> **Job**
Identify all lines in the listing that include the word "this", and copy them out.

[Stored data entries]

----

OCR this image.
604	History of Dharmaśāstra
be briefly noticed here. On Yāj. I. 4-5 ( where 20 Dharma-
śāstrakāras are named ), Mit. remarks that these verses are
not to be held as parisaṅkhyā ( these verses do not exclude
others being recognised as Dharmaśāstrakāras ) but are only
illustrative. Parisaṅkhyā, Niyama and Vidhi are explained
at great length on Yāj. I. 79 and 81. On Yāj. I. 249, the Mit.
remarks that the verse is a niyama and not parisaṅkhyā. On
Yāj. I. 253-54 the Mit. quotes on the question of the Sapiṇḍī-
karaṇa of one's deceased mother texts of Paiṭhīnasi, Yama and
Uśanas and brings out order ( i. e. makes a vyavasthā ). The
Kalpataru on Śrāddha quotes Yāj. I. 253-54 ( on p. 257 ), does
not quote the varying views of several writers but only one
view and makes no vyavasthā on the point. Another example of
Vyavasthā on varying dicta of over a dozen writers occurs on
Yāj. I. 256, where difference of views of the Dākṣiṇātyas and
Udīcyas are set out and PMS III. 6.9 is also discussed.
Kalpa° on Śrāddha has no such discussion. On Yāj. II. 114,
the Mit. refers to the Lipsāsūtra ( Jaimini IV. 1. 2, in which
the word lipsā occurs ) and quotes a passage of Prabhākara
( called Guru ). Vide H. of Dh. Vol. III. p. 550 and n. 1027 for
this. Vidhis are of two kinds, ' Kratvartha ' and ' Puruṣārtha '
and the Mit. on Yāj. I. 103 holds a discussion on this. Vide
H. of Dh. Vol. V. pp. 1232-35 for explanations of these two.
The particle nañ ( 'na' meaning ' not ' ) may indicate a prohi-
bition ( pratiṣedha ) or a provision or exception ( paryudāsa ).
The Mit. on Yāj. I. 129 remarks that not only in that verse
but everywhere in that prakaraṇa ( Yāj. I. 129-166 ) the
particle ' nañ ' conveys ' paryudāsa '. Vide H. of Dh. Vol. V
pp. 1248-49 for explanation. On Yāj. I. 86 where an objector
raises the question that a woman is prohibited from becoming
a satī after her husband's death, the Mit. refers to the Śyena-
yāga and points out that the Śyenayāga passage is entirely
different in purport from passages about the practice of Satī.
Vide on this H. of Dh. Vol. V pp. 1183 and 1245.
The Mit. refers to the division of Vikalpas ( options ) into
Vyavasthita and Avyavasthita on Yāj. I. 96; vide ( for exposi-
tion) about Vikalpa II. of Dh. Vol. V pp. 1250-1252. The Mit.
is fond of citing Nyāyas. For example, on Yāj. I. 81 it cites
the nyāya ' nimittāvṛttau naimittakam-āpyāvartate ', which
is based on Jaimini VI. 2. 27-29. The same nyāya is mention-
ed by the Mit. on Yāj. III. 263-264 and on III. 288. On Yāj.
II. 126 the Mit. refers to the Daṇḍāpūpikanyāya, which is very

----

> **Problem solution**
OCR this image.
this. Vidhis are of two kinds, ' Kratvartha ' and ' Puruṣārtha '
and the Mit. on Yāj. I. 103 holds a discussion on this. Vide
Vide on this H. of Dh. Vol. V pp. 1183 and 1245.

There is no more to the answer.